§ **Instruction**: Tell how many lines in these records contain the string "װטשיצקי", with only the number as the reply.

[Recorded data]
┄┄┄┄┄┄┄┄┄┄
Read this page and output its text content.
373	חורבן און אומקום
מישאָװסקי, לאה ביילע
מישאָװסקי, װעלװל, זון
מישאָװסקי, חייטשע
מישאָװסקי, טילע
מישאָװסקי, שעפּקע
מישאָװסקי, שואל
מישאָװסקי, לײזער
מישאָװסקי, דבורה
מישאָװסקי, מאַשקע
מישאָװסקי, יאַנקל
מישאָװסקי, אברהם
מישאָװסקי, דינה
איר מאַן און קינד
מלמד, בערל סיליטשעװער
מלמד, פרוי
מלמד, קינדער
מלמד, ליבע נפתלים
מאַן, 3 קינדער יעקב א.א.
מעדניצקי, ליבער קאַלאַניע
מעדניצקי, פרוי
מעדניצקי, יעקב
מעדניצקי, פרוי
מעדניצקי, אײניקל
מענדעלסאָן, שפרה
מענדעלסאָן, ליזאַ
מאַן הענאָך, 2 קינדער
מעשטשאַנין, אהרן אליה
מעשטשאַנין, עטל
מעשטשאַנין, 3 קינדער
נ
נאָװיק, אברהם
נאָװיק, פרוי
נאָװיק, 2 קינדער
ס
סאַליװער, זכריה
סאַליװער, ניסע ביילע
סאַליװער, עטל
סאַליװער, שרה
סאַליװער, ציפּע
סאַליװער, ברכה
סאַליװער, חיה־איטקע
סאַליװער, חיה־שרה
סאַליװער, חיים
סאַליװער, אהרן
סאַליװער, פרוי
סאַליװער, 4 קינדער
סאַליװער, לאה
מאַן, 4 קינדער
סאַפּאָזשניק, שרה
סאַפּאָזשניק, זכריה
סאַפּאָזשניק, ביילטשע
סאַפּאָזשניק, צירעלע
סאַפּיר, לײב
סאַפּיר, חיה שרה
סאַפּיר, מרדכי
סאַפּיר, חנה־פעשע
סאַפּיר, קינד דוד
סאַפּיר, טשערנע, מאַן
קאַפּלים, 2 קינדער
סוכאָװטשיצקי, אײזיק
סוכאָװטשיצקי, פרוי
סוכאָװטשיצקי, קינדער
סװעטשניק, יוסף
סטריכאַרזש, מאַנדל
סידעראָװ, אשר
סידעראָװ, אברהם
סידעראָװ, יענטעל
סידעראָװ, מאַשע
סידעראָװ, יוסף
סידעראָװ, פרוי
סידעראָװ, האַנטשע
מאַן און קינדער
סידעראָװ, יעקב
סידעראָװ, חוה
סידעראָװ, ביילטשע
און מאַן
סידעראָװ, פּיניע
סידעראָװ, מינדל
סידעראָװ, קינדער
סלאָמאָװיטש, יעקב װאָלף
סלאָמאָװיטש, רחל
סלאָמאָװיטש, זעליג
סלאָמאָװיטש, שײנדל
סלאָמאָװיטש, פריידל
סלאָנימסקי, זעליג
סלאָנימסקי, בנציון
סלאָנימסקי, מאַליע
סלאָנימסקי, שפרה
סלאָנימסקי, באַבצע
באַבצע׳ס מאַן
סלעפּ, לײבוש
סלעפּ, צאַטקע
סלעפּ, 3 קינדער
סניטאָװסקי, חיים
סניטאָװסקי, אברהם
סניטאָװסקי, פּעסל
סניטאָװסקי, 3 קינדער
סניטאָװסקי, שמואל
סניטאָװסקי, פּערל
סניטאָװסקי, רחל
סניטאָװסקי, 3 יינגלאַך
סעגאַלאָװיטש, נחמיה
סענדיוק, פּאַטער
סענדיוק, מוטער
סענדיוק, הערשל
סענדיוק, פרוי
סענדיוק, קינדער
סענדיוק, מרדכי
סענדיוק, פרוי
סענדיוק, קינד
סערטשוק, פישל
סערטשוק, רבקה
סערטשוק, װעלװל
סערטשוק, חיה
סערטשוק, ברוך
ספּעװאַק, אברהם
┄┄┄┄┄┄┄┄┄┄
§ **Solution to the exercise**: 3